--- Stated exercise ---
Quote the records beneath, complete and exact. Leave out images.

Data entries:

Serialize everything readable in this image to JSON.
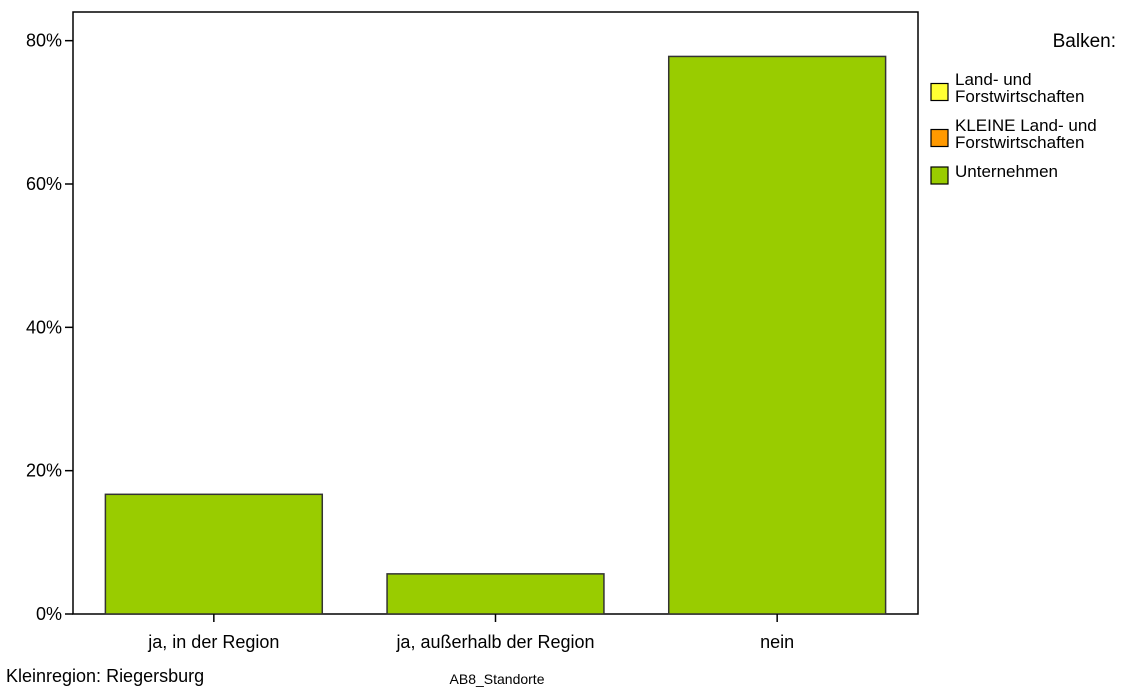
{
  "chart_data": {
    "type": "bar",
    "categories": [
      "ja, in der Region",
      "ja, außerhalb der Region",
      "nein"
    ],
    "series": [
      {
        "name": "Unternehmen",
        "color": "#99cc00",
        "values": [
          16.7,
          5.6,
          77.8
        ]
      }
    ],
    "y_ticks": [
      "0%",
      "20%",
      "40%",
      "60%",
      "80%"
    ],
    "ylim": [
      0,
      84
    ],
    "grid": false,
    "xlabel": "AB8_Standorte",
    "ylabel": "",
    "legend": {
      "title": "Balken:",
      "placement": "right",
      "entries": [
        {
          "lines": [
            "Land- und",
            "Forstwirtschaften"
          ],
          "color": "#ffff33"
        },
        {
          "lines": [
            "KLEINE Land- und",
            "Forstwirtschaften"
          ],
          "color": "#ff9900"
        },
        {
          "lines": [
            "Unternehmen"
          ],
          "color": "#99cc00"
        }
      ]
    },
    "footnote": "Kleinregion: Riegersburg"
  }
}
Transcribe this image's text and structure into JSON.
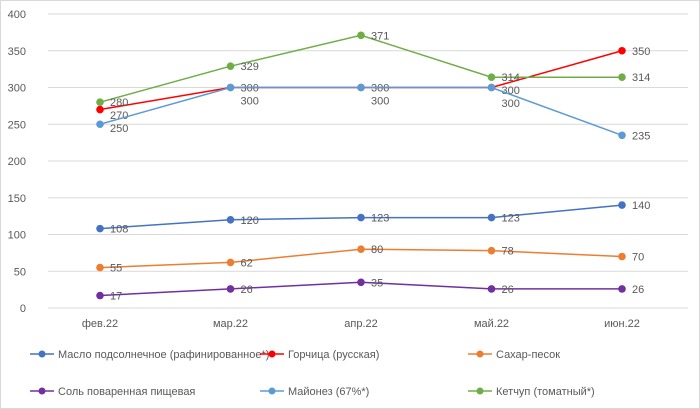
{
  "chart_data": {
    "type": "line",
    "title": "",
    "xlabel": "",
    "ylabel": "",
    "categories": [
      "фев.22",
      "мар.22",
      "апр.22",
      "май.22",
      "июн.22"
    ],
    "ylim": [
      0,
      400
    ],
    "yticks": [
      0,
      50,
      100,
      150,
      200,
      250,
      300,
      350,
      400
    ],
    "grid": true,
    "legend_position": "bottom",
    "series": [
      {
        "name": "Масло подсолнечное (рафинированное*)",
        "color": "#4472c4",
        "values": [
          108,
          120,
          123,
          123,
          140
        ]
      },
      {
        "name": "Горчица (русская)",
        "color": "#ff0000",
        "values": [
          270,
          300,
          300,
          300,
          350
        ]
      },
      {
        "name": "Сахар-песок",
        "color": "#ed7d31",
        "values": [
          55,
          62,
          80,
          78,
          70
        ]
      },
      {
        "name": "Соль поваренная пищевая",
        "color": "#7030a0",
        "values": [
          17,
          26,
          35,
          26,
          26
        ]
      },
      {
        "name": "Майонез (67%*)",
        "color": "#5b9bd5",
        "values": [
          250,
          300,
          300,
          300,
          235
        ]
      },
      {
        "name": "Кетчуп (томатный*)",
        "color": "#70ad47",
        "values": [
          280,
          329,
          371,
          314,
          314
        ]
      }
    ]
  }
}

--- Output below ---
Serialize everything readable in this image to JSON.
{
  "chart_data": {
    "type": "bar",
    "categories": [
      "ja, in der Region",
      "ja, außerhalb der Region",
      "nein"
    ],
    "series": [
      {
        "name": "Unternehmen",
        "color": "#99cc00",
        "values": [
          16.7,
          5.6,
          77.8
        ]
      }
    ],
    "y_ticks": [
      "0%",
      "20%",
      "40%",
      "60%",
      "80%"
    ],
    "ylim": [
      0,
      84
    ],
    "grid": false,
    "xlabel": "AB8_Standorte",
    "ylabel": "",
    "legend": {
      "title": "Balken:",
      "placement": "right",
      "entries": [
        {
          "lines": [
            "Land- und",
            "Forstwirtschaften"
          ],
          "color": "#ffff33"
        },
        {
          "lines": [
            "KLEINE Land- und",
            "Forstwirtschaften"
          ],
          "color": "#ff9900"
        },
        {
          "lines": [
            "Unternehmen"
          ],
          "color": "#99cc00"
        }
      ]
    },
    "footnote": "Kleinregion: Riegersburg"
  }
}
Transcribe this image's text and structure into JSON.
{
  "chart_data": {
    "type": "line",
    "title": "",
    "xlabel": "",
    "ylabel": "",
    "categories": [
      "фев.22",
      "мар.22",
      "апр.22",
      "май.22",
      "июн.22"
    ],
    "ylim": [
      0,
      400
    ],
    "yticks": [
      0,
      50,
      100,
      150,
      200,
      250,
      300,
      350,
      400
    ],
    "grid": true,
    "legend_position": "bottom",
    "series": [
      {
        "name": "Масло подсолнечное (рафинированное*)",
        "color": "#4472c4",
        "values": [
          108,
          120,
          123,
          123,
          140
        ]
      },
      {
        "name": "Горчица (русская)",
        "color": "#ff0000",
        "values": [
          270,
          300,
          300,
          300,
          350
        ]
      },
      {
        "name": "Сахар-песок",
        "color": "#ed7d31",
        "values": [
          55,
          62,
          80,
          78,
          70
        ]
      },
      {
        "name": "Соль поваренная пищевая",
        "color": "#7030a0",
        "values": [
          17,
          26,
          35,
          26,
          26
        ]
      },
      {
        "name": "Майонез (67%*)",
        "color": "#5b9bd5",
        "values": [
          250,
          300,
          300,
          300,
          235
        ]
      },
      {
        "name": "Кетчуп (томатный*)",
        "color": "#70ad47",
        "values": [
          280,
          329,
          371,
          314,
          314
        ]
      }
    ]
  }
}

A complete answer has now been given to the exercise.